### Description of the task
Retype each record below word for word. Leave the pictures out.

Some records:
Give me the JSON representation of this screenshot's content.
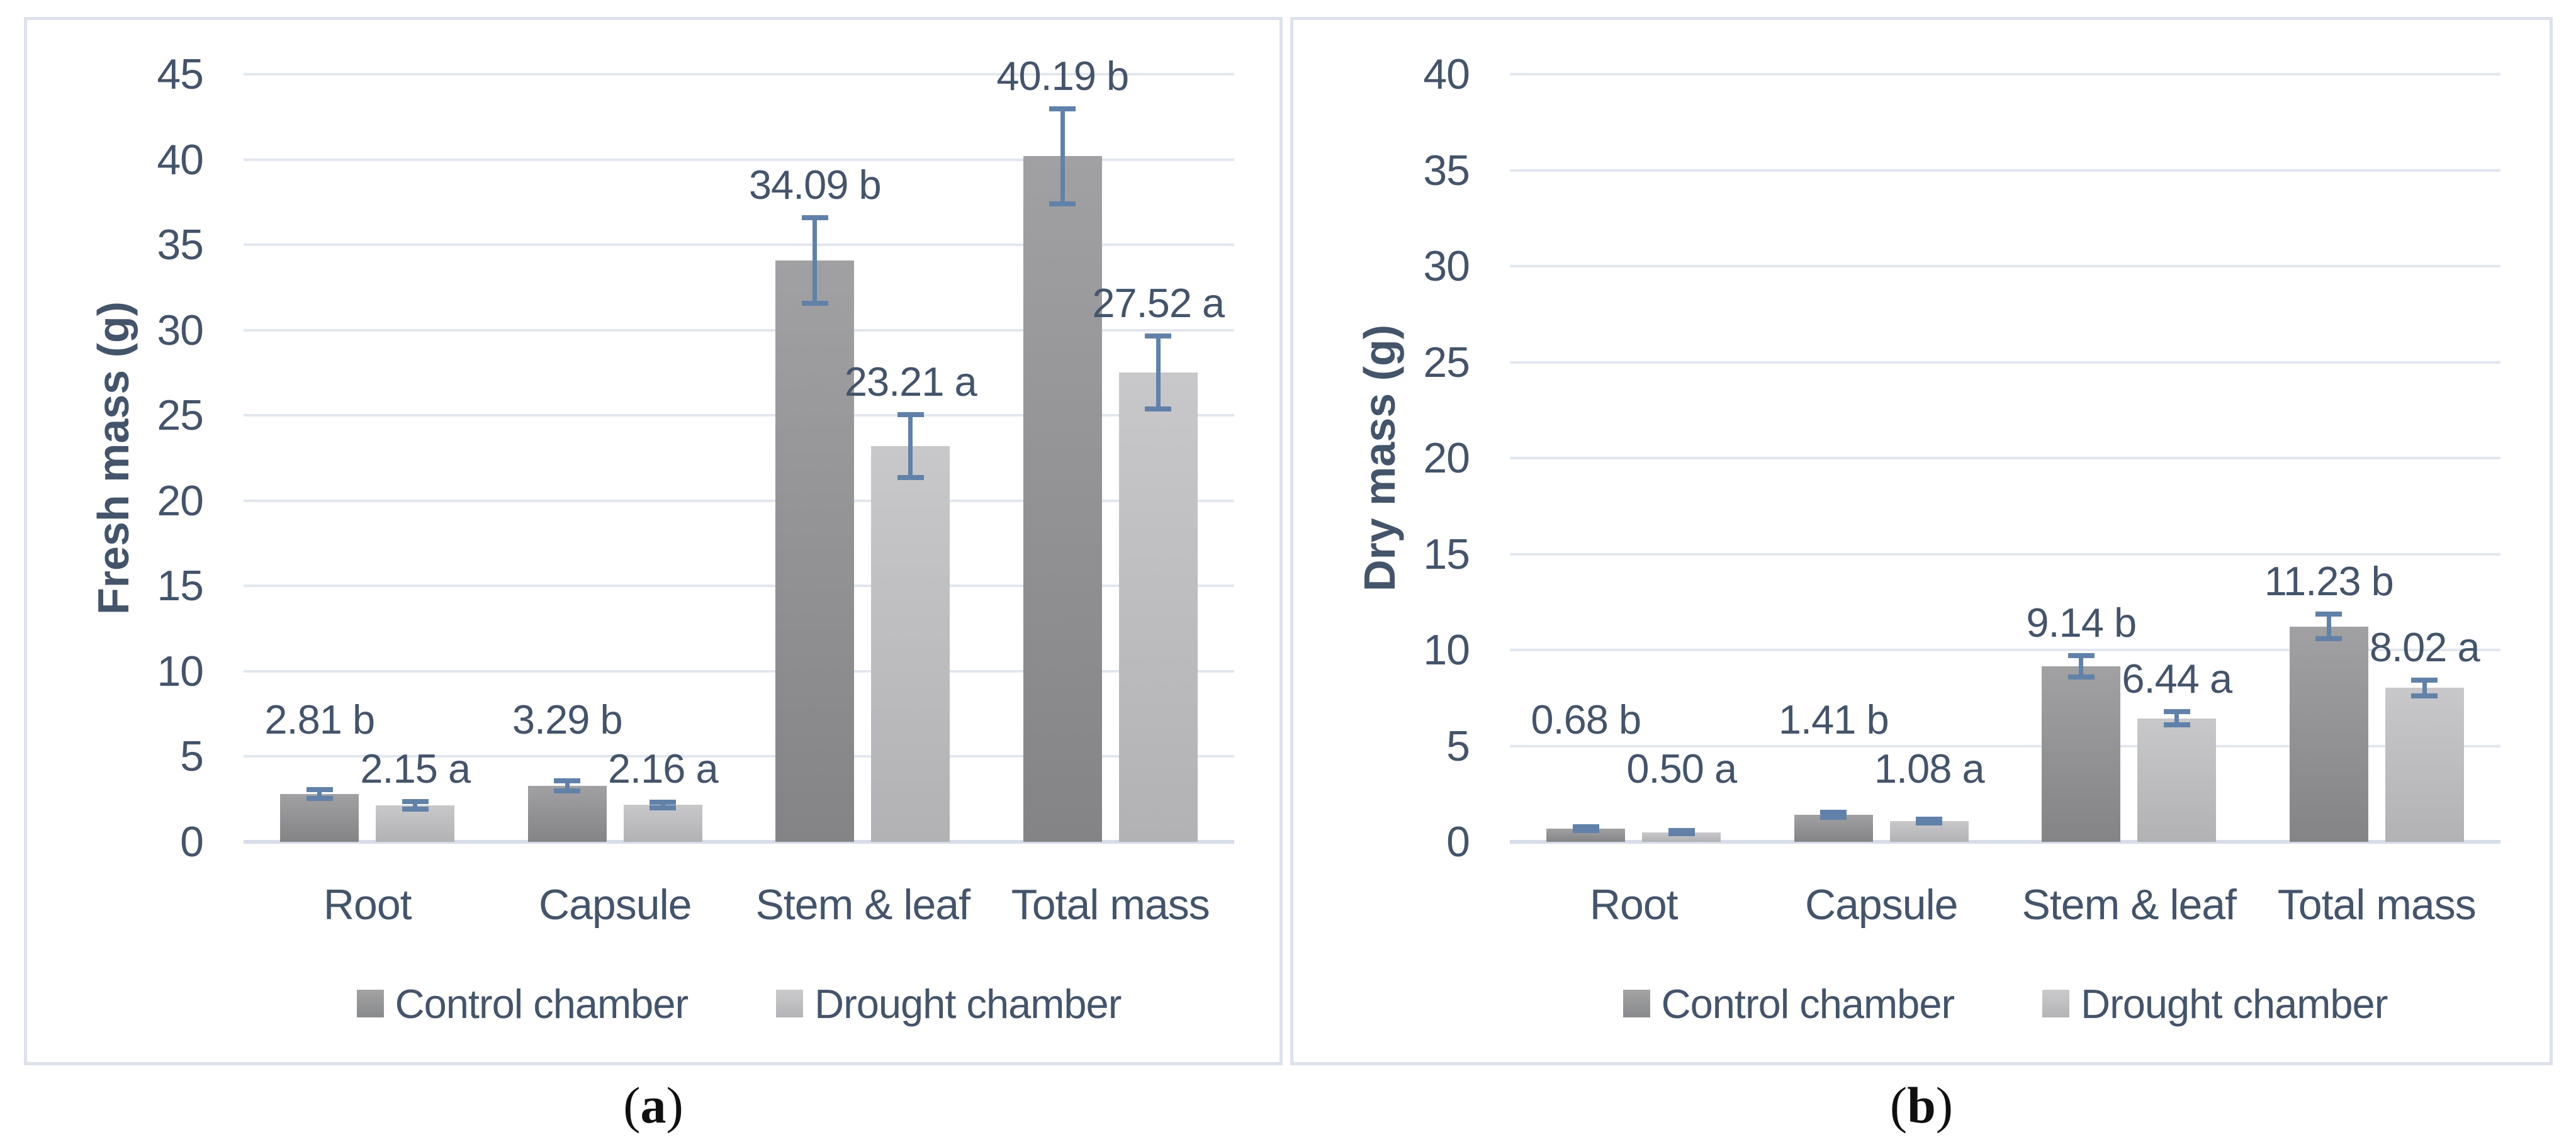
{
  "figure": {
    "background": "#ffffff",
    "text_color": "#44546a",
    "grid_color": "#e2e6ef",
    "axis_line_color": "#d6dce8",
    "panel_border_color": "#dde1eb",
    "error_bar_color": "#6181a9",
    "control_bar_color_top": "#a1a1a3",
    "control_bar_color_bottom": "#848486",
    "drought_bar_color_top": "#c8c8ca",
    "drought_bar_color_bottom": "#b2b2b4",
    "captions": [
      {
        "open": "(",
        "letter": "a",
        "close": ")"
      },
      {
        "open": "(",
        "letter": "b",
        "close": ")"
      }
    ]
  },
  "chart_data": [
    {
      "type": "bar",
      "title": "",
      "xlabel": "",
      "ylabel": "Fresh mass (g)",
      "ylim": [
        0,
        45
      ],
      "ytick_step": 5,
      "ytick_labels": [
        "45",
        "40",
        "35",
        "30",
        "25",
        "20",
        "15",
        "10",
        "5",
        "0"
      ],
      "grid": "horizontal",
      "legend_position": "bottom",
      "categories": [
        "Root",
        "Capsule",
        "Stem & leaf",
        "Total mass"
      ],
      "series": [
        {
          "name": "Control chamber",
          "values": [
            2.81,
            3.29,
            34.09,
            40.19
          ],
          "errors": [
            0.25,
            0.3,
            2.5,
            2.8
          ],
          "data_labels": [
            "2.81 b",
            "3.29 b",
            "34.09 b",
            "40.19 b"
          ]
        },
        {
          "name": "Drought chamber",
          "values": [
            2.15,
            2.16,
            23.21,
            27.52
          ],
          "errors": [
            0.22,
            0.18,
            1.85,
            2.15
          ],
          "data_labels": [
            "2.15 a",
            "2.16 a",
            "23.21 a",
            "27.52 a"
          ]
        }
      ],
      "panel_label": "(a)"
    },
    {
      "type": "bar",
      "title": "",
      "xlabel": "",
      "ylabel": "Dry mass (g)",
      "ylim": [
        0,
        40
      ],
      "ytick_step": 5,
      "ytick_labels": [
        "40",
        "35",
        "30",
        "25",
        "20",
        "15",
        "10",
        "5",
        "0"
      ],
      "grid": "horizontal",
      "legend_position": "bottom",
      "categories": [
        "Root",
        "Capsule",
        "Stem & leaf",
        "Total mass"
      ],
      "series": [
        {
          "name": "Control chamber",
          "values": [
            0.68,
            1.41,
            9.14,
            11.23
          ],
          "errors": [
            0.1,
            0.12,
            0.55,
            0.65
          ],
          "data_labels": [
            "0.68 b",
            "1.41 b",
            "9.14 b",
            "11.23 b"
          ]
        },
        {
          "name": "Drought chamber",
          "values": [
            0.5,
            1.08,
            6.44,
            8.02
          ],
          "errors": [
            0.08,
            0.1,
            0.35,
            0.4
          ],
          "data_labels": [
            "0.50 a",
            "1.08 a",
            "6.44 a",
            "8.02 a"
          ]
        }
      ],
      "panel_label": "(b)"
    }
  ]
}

### Problem solution
Give me the JSON representation of this screenshot's content.
{
  "figure": {
    "background": "#ffffff",
    "text_color": "#44546a",
    "grid_color": "#e2e6ef",
    "axis_line_color": "#d6dce8",
    "panel_border_color": "#dde1eb",
    "error_bar_color": "#6181a9",
    "control_bar_color_top": "#a1a1a3",
    "control_bar_color_bottom": "#848486",
    "drought_bar_color_top": "#c8c8ca",
    "drought_bar_color_bottom": "#b2b2b4",
    "captions": [
      {
        "open": "(",
        "letter": "a",
        "close": ")"
      },
      {
        "open": "(",
        "letter": "b",
        "close": ")"
      }
    ]
  },
  "chart_data": [
    {
      "type": "bar",
      "title": "",
      "xlabel": "",
      "ylabel": "Fresh mass (g)",
      "ylim": [
        0,
        45
      ],
      "ytick_step": 5,
      "ytick_labels": [
        "45",
        "40",
        "35",
        "30",
        "25",
        "20",
        "15",
        "10",
        "5",
        "0"
      ],
      "grid": "horizontal",
      "legend_position": "bottom",
      "categories": [
        "Root",
        "Capsule",
        "Stem & leaf",
        "Total mass"
      ],
      "series": [
        {
          "name": "Control chamber",
          "values": [
            2.81,
            3.29,
            34.09,
            40.19
          ],
          "errors": [
            0.25,
            0.3,
            2.5,
            2.8
          ],
          "data_labels": [
            "2.81 b",
            "3.29 b",
            "34.09 b",
            "40.19 b"
          ]
        },
        {
          "name": "Drought chamber",
          "values": [
            2.15,
            2.16,
            23.21,
            27.52
          ],
          "errors": [
            0.22,
            0.18,
            1.85,
            2.15
          ],
          "data_labels": [
            "2.15 a",
            "2.16 a",
            "23.21 a",
            "27.52 a"
          ]
        }
      ],
      "panel_label": "(a)"
    },
    {
      "type": "bar",
      "title": "",
      "xlabel": "",
      "ylabel": "Dry mass (g)",
      "ylim": [
        0,
        40
      ],
      "ytick_step": 5,
      "ytick_labels": [
        "40",
        "35",
        "30",
        "25",
        "20",
        "15",
        "10",
        "5",
        "0"
      ],
      "grid": "horizontal",
      "legend_position": "bottom",
      "categories": [
        "Root",
        "Capsule",
        "Stem & leaf",
        "Total mass"
      ],
      "series": [
        {
          "name": "Control chamber",
          "values": [
            0.68,
            1.41,
            9.14,
            11.23
          ],
          "errors": [
            0.1,
            0.12,
            0.55,
            0.65
          ],
          "data_labels": [
            "0.68 b",
            "1.41 b",
            "9.14 b",
            "11.23 b"
          ]
        },
        {
          "name": "Drought chamber",
          "values": [
            0.5,
            1.08,
            6.44,
            8.02
          ],
          "errors": [
            0.08,
            0.1,
            0.35,
            0.4
          ],
          "data_labels": [
            "0.50 a",
            "1.08 a",
            "6.44 a",
            "8.02 a"
          ]
        }
      ],
      "panel_label": "(b)"
    }
  ]
}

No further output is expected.